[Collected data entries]
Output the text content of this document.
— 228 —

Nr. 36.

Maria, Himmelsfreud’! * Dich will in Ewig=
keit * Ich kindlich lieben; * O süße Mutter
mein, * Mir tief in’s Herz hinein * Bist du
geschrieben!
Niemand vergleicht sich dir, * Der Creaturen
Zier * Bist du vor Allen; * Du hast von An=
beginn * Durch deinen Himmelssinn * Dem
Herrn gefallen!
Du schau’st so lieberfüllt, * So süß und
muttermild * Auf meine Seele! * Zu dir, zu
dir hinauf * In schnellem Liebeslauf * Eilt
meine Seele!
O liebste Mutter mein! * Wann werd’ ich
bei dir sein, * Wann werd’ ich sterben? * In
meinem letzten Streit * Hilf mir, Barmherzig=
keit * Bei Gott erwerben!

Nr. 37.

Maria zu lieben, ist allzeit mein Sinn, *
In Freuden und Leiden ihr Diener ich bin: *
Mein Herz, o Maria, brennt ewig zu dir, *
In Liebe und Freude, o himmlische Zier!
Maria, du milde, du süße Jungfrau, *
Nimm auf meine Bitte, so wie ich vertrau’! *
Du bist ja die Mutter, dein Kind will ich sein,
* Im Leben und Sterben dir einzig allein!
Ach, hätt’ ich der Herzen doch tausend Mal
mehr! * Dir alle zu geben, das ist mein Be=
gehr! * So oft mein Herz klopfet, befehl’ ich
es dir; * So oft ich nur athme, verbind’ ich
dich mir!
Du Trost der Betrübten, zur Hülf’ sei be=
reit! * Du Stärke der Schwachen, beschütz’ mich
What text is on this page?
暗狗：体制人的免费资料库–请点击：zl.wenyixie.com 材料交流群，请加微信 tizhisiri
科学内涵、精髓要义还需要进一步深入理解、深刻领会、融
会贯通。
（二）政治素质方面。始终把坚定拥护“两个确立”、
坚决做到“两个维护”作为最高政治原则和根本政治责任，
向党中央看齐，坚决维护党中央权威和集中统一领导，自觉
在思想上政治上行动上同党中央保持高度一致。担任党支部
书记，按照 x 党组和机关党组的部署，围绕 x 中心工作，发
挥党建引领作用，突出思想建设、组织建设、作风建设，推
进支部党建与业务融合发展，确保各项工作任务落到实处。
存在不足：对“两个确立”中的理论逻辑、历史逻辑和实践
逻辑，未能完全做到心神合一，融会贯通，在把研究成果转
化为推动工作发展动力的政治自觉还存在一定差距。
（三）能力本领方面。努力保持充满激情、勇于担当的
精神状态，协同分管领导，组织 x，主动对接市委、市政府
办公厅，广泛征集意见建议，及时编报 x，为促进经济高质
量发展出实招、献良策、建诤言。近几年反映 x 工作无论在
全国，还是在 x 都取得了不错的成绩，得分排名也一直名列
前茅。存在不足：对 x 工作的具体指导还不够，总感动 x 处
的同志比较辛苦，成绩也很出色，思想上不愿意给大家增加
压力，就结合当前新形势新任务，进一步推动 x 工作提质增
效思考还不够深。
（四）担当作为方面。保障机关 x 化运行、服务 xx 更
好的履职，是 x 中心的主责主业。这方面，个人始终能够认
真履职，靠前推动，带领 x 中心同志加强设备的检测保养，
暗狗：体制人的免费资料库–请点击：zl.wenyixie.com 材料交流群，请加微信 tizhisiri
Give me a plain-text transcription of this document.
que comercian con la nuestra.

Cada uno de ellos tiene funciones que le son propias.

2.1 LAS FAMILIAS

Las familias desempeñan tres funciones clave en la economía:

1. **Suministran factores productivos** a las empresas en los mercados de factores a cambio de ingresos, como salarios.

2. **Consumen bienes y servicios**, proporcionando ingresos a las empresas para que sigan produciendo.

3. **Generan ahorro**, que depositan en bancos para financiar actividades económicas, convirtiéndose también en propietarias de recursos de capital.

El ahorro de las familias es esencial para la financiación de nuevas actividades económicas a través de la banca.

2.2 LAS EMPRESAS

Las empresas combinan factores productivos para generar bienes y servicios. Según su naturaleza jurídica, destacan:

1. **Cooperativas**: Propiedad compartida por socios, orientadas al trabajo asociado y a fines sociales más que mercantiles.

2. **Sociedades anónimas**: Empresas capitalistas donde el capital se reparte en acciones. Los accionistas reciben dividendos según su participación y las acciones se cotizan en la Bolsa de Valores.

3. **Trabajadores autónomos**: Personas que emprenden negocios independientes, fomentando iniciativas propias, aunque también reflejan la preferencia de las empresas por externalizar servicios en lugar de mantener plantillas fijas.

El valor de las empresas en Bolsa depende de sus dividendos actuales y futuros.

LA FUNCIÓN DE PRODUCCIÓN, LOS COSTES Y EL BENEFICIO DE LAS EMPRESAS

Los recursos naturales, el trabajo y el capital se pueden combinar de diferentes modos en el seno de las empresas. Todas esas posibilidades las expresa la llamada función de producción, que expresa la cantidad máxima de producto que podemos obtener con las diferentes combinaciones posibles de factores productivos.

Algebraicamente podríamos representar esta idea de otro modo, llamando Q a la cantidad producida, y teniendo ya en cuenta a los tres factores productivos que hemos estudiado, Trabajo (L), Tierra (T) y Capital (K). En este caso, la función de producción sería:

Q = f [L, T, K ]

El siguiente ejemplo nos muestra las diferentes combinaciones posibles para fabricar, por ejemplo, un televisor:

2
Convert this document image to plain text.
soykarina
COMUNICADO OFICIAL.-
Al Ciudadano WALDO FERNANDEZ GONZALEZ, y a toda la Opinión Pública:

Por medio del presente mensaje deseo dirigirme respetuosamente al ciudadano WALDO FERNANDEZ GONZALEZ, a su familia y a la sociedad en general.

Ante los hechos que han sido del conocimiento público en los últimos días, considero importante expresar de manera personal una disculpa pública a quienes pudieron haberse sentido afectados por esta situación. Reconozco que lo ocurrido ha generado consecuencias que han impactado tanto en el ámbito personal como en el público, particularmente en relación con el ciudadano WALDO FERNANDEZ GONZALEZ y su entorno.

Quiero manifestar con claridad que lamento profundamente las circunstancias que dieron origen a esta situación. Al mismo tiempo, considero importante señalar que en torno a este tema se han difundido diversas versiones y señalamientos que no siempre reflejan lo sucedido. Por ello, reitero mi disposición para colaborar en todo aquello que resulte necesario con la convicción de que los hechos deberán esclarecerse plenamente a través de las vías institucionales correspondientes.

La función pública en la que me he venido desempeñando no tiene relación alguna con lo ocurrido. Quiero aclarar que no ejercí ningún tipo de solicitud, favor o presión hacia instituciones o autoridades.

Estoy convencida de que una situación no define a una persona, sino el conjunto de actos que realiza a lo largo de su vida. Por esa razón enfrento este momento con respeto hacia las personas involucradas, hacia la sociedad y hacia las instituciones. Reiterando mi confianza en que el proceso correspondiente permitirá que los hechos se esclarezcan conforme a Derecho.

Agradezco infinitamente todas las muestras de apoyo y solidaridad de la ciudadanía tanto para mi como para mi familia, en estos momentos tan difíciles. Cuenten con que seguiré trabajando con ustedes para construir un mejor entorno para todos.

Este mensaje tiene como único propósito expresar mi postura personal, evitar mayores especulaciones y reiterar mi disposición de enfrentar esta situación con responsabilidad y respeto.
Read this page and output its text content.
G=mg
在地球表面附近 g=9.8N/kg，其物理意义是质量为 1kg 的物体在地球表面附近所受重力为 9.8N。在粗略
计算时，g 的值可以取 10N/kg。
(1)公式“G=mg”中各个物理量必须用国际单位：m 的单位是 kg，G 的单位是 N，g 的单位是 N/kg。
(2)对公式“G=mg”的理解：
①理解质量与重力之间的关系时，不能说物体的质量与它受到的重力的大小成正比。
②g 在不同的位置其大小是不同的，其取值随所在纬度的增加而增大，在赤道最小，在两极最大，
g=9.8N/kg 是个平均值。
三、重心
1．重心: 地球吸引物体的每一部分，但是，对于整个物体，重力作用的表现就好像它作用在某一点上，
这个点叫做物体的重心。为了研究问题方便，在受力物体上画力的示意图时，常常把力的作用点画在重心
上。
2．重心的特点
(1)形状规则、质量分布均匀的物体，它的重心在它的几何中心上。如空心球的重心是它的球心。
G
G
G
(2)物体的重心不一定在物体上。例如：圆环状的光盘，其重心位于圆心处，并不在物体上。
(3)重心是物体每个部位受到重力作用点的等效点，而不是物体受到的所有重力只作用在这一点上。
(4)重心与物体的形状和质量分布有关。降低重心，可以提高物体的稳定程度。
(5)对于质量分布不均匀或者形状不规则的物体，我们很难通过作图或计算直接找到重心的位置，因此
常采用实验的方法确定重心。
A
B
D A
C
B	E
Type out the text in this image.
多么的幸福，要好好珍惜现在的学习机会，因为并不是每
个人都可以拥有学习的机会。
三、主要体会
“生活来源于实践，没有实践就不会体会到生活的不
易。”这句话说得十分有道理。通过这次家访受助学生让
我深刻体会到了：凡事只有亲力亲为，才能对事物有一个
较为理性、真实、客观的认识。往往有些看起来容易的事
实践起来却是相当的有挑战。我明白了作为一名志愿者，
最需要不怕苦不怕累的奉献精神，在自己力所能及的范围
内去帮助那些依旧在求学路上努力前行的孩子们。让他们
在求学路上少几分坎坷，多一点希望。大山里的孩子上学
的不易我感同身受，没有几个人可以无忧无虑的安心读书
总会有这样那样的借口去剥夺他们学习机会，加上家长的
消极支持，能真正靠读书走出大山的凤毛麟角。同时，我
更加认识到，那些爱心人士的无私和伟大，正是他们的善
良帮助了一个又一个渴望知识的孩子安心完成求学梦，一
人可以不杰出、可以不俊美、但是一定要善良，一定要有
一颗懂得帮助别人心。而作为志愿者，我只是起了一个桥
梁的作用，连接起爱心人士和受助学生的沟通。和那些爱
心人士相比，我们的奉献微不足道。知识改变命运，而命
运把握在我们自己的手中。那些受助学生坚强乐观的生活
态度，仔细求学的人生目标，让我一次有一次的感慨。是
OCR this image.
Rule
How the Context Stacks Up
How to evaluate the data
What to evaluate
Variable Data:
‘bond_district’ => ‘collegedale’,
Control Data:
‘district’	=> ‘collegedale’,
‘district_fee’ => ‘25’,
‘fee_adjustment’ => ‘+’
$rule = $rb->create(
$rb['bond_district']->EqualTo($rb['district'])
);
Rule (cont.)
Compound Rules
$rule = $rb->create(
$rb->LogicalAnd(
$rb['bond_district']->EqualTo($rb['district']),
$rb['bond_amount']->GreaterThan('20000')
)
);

Task brief =>
Quote, without alteration, the final stretch of the entries: the line with "Type out the text in this image." onward to the last line.

The output =>
Type out the text in this image.
多么的幸福，要好好珍惜现在的学习机会，因为并不是每
个人都可以拥有学习的机会。
三、主要体会
“生活来源于实践，没有实践就不会体会到生活的不
易。”这句话说得十分有道理。通过这次家访受助学生让
我深刻体会到了：凡事只有亲力亲为，才能对事物有一个
较为理性、真实、客观的认识。往往有些看起来容易的事
实践起来却是相当的有挑战。我明白了作为一名志愿者，
最需要不怕苦不怕累的奉献精神，在自己力所能及的范围
内去帮助那些依旧在求学路上努力前行的孩子们。让他们
在求学路上少几分坎坷，多一点希望。大山里的孩子上学
的不易我感同身受，没有几个人可以无忧无虑的安心读书
总会有这样那样的借口去剥夺他们学习机会，加上家长的
消极支持，能真正靠读书走出大山的凤毛麟角。同时，我
更加认识到，那些爱心人士的无私和伟大，正是他们的善
良帮助了一个又一个渴望知识的孩子安心完成求学梦，一
人可以不杰出、可以不俊美、但是一定要善良，一定要有
一颗懂得帮助别人心。而作为志愿者，我只是起了一个桥
梁的作用，连接起爱心人士和受助学生的沟通。和那些爱
心人士相比，我们的奉献微不足道。知识改变命运，而命
运把握在我们自己的手中。那些受助学生坚强乐观的生活
态度，仔细求学的人生目标，让我一次有一次的感慨。是
OCR this image.
Rule
How the Context Stacks Up
How to evaluate the data
What to evaluate
Variable Data:
‘bond_district’ => ‘collegedale’,
Control Data:
‘district’	=> ‘collegedale’,
‘district_fee’ => ‘25’,
‘fee_adjustment’ => ‘+’
$rule = $rb->create(
$rb['bond_district']->EqualTo($rb['district'])
);
Rule (cont.)
Compound Rules
$rule = $rb->create(
$rb->LogicalAnd(
$rb['bond_district']->EqualTo($rb['district']),
$rb['bond_amount']->GreaterThan('20000')
)
);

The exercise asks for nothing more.